-- Entries provided start --

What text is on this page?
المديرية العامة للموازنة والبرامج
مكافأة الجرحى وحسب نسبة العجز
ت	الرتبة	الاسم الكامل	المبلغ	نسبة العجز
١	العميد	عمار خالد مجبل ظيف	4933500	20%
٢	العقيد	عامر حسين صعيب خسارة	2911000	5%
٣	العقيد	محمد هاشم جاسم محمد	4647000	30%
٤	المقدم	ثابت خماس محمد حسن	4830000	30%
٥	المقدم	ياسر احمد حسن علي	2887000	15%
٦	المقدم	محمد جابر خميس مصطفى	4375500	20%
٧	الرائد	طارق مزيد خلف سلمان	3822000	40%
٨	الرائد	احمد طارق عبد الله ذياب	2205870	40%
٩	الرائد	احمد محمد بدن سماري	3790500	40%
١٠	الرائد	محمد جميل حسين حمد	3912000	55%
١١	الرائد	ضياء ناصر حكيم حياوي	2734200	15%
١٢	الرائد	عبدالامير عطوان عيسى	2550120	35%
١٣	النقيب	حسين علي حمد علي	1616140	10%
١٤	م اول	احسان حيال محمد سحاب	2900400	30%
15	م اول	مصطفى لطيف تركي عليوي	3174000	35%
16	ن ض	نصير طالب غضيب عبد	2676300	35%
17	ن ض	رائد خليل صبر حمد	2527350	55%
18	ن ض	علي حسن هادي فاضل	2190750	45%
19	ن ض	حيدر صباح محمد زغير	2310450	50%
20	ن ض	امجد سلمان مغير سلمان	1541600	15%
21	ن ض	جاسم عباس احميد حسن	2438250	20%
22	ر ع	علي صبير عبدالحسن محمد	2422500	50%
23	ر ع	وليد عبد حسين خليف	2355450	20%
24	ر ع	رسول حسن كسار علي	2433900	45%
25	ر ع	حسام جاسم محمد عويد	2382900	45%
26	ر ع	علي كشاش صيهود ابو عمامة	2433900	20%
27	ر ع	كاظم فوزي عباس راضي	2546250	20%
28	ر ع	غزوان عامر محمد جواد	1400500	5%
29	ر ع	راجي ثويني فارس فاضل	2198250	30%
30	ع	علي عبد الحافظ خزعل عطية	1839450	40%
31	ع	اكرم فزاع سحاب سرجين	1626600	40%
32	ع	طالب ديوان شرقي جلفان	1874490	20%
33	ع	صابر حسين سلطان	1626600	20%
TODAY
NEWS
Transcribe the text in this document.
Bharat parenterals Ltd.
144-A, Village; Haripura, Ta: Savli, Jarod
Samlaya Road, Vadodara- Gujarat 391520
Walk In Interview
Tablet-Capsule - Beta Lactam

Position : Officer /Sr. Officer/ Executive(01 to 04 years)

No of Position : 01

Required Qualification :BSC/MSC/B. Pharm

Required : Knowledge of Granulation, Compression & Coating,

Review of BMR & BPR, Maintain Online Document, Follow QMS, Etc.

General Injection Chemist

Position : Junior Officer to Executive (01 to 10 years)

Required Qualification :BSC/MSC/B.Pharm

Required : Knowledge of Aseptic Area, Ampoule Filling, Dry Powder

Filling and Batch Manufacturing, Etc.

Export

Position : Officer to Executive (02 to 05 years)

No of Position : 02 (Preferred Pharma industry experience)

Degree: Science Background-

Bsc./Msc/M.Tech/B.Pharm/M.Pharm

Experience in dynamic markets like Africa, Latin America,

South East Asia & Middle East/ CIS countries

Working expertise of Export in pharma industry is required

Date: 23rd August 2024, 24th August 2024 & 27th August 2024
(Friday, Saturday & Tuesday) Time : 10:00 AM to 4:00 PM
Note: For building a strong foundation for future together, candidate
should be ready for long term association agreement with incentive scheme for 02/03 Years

-- Entries provided end --

:: Exercise details ::
Lines that include the word "فاضل" are to be extracted from the data above.

:: Task result ::
18	ن ض	علي حسن هادي فاضل	2190750	45%
29	ر ع	راجي ثويني فارس فاضل	2198250	30%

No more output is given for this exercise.